Document passage:
When you upload a photo to a job portal, it doesn't get displayed to the recruiter at full resolution. It gets stored in a database record alongside your CV, cover letter, and application responses, and then displayed as a thumbnail somewhere between 60 and 150 pixels wide inside the recruiter's application management dashboard. At that display size, a 96KB JPEG is pixel-for-pixel identical to a 6MB original. The recruiter cannot see any difference because there is none at that scale.
The 100KB limit isn't about quality. It's about storage and processing speed. A company receiving 500 applications for a single role would store 500 photos. At 5MB each, that's 2.5GB just for photos from one job posting. At 96KB each, it's under 50MB. Multiply that across thousands of job postings and hundreds of thousands of applicants, and the storage math becomes very clear very quickly.

Input data:

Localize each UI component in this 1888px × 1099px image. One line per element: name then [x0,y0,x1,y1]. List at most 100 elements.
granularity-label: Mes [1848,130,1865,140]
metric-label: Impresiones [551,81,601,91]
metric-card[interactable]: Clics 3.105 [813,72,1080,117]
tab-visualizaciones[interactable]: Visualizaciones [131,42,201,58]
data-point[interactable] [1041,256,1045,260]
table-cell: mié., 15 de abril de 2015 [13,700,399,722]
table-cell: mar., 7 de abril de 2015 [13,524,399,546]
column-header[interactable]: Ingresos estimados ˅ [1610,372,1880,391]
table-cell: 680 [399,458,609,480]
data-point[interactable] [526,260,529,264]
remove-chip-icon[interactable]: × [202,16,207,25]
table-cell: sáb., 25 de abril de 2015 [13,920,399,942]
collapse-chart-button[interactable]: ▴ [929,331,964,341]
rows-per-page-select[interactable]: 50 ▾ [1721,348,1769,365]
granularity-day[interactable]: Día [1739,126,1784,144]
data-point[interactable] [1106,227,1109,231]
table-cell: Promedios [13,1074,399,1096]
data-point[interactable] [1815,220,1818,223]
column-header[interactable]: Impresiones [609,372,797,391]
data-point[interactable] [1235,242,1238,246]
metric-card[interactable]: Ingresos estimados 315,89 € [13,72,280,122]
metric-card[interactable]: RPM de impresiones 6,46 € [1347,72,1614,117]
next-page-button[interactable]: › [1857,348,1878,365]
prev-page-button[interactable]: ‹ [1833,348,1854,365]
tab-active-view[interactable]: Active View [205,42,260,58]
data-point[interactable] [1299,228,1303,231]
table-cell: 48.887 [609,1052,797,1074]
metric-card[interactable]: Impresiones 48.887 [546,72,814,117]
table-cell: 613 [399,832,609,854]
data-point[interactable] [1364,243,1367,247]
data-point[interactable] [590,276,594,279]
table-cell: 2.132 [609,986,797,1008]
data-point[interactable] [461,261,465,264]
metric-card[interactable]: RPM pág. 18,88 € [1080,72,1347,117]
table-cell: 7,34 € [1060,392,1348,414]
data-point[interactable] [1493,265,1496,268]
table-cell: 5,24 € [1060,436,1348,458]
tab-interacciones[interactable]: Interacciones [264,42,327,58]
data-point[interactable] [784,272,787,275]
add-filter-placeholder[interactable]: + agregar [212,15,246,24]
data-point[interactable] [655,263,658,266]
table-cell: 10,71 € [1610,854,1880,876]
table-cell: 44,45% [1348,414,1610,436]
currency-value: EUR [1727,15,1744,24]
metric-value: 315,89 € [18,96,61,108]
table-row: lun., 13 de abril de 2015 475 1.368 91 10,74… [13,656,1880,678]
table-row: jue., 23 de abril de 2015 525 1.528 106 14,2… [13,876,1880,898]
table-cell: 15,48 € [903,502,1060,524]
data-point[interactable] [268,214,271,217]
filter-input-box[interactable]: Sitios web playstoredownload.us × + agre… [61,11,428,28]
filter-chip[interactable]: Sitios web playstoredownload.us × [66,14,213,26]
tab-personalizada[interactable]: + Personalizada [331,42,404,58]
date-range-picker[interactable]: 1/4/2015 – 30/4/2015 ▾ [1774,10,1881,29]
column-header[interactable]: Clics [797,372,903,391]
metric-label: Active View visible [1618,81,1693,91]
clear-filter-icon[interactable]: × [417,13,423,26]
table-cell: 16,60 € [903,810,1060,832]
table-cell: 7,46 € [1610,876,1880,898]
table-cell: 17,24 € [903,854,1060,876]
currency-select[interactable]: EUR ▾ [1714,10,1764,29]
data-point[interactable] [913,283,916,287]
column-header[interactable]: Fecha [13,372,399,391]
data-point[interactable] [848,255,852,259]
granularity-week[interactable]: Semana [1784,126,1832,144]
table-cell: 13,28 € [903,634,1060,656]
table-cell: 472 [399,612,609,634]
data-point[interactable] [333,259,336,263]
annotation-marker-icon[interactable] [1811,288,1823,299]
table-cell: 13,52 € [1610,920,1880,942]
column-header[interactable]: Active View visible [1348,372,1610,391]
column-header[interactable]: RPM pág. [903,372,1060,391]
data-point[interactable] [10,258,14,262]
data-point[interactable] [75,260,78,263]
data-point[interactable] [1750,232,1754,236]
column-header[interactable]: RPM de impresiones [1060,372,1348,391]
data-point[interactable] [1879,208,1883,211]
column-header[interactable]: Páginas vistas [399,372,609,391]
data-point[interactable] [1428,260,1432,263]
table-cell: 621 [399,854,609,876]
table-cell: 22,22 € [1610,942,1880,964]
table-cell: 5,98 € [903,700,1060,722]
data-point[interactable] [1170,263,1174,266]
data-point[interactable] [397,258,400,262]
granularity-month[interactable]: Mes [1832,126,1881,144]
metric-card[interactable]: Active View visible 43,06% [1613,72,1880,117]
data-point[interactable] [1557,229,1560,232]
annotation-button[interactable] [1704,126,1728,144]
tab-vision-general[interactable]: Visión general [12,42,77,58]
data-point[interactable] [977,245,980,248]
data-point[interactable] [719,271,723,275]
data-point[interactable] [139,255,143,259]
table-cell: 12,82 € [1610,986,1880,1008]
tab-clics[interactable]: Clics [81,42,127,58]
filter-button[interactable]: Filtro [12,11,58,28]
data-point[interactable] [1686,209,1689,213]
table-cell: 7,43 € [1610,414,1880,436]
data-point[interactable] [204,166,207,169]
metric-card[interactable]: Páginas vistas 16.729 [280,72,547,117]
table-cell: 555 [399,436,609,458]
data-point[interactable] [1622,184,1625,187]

Exercise instructions: Can you carry the passage on job portal photo size limits further, picking up after its final sentence? The items have nothing to do with any of this.

Result below:
The HEIC problem that blocks iPhone users
A significant portion of job application photo failures aren't about file size at all. iPhones save photos in HEIC format by default, and virtually no HR platform built before 2022 accepts HEIC. The portal rejects it silently with a generic error, which looks identical to a file size rejection. Many people go through multiple rounds of compression trying to fix a size problem that doesn't exist. The actual problem is the format.
If you're on an iPhone, the fix is to convert to JPEG first. This tool handles HEIC input and converts and compresses in a single step, outputting a JPEG under 96KB. If you want to check the format issue specifically, the HEIC to JPG converter handles that on its own. Either way, always output as JPEG for job portals. It's the one format every HR system was built to accept.
Why the target here is 96KB and not 100KB
File sizes are measured in bytes, not round numbers. A file your operating system reports as "100 KB" is actually 102,400 bytes. Some portals check against 100,000 bytes. Some check against 102,400 bytes. Some have off-by-one errors in their validation code. Compressing to exactly 100KB and submitting can still result in a rejection depending on which measurement the portal uses. Targeting 96KB gives a clean 4% margin that handles all of these edge cases. Your file passes first time without needing to guess the portal's exact byte threshold.